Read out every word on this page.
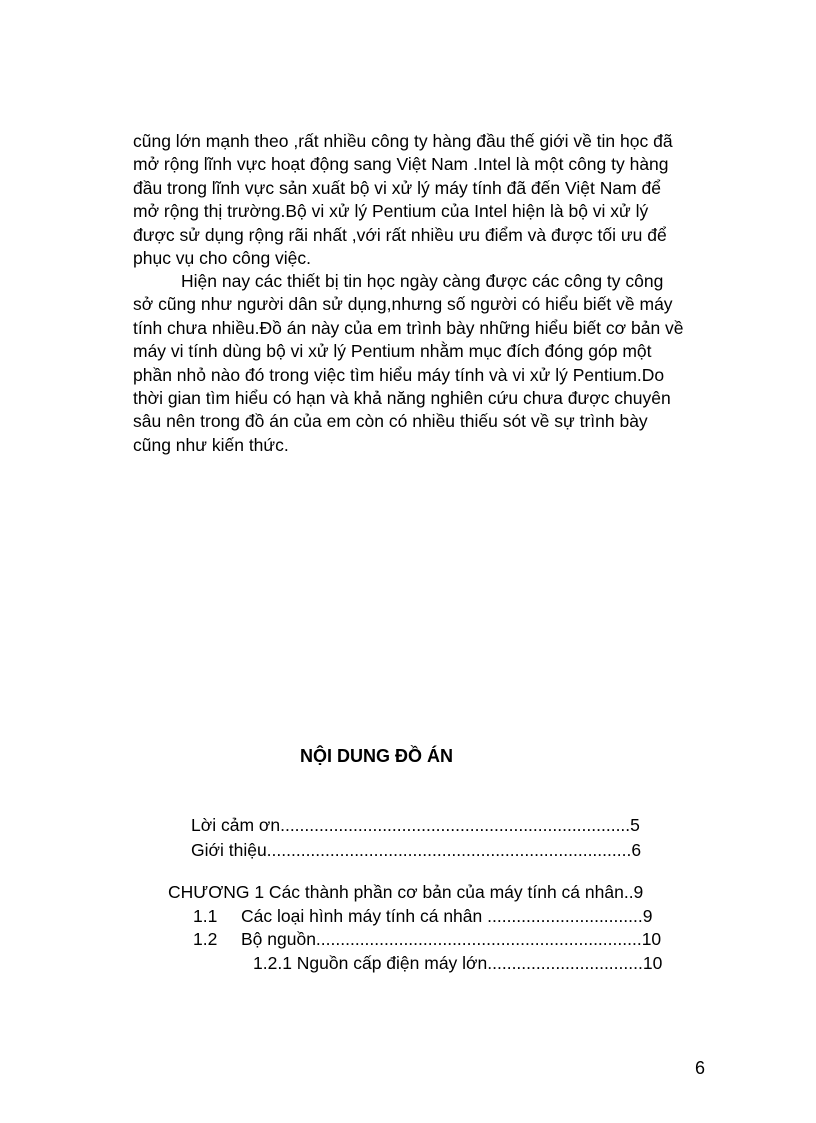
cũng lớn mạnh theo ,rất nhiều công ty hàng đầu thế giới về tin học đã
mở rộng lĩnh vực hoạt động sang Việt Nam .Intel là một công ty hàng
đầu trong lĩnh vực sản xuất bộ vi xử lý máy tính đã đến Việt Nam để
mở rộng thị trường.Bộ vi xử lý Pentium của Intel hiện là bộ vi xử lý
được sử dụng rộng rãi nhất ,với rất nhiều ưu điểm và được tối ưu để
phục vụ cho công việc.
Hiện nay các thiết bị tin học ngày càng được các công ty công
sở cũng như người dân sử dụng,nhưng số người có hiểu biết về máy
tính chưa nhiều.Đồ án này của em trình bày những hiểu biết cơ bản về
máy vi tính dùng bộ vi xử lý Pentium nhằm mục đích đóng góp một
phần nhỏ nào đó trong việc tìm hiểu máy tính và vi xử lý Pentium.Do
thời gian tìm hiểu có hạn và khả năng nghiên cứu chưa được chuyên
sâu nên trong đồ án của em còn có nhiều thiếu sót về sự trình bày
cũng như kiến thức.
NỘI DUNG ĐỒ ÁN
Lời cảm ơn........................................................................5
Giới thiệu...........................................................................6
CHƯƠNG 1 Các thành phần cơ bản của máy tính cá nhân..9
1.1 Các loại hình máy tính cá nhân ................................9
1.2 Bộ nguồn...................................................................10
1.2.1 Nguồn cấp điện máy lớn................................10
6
◇ ◇ ◇
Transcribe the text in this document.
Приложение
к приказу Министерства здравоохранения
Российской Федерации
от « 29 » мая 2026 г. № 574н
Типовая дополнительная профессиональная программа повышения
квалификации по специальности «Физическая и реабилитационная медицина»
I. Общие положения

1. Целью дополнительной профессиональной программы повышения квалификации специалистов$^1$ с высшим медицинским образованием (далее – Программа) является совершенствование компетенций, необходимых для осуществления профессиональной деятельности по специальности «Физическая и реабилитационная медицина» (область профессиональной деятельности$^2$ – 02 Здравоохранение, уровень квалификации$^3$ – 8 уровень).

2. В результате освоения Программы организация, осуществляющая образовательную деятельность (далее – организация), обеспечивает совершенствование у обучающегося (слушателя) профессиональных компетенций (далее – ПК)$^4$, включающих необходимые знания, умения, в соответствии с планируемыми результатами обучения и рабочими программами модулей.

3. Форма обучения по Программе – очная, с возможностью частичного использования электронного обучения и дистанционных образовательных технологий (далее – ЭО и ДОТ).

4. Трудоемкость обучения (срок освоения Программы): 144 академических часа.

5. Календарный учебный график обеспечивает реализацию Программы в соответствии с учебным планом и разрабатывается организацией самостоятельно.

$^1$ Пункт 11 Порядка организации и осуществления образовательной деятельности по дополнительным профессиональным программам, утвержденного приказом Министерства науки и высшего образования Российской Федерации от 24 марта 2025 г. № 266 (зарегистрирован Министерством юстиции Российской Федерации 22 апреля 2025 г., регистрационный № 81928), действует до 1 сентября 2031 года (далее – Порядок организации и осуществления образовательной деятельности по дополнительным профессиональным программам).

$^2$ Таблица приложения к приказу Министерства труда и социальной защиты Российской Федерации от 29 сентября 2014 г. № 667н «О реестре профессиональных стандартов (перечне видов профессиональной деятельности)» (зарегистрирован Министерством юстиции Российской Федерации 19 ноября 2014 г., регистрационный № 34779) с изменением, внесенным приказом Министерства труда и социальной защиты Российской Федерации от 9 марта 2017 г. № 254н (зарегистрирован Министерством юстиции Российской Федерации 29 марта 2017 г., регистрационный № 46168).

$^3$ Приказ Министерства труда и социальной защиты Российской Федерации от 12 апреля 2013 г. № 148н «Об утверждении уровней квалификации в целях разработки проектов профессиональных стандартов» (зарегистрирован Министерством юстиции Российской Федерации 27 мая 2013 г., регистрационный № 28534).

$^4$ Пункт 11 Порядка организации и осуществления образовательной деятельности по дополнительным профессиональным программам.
◇ ◇ ◇
- **OBJECTIVE**
Where a line of the entries contains the word "специальности", copy that line.

- **TASK RESPONSE**
квалификации по специальности «Физическая и реабилитационная медицина»
1. Целью дополнительной профессиональной программы повышения квалификации специалистов$^1$ с высшим медицинским образованием (далее – Программа) является совершенствование компетенций, необходимых для осуществления профессиональной деятельности по специальности «Физическая и реабилитационная медицина» (область профессиональной деятельности$^2$ – 02 Здравоохранение, уровень квалификации$^3$ – 8 уровень).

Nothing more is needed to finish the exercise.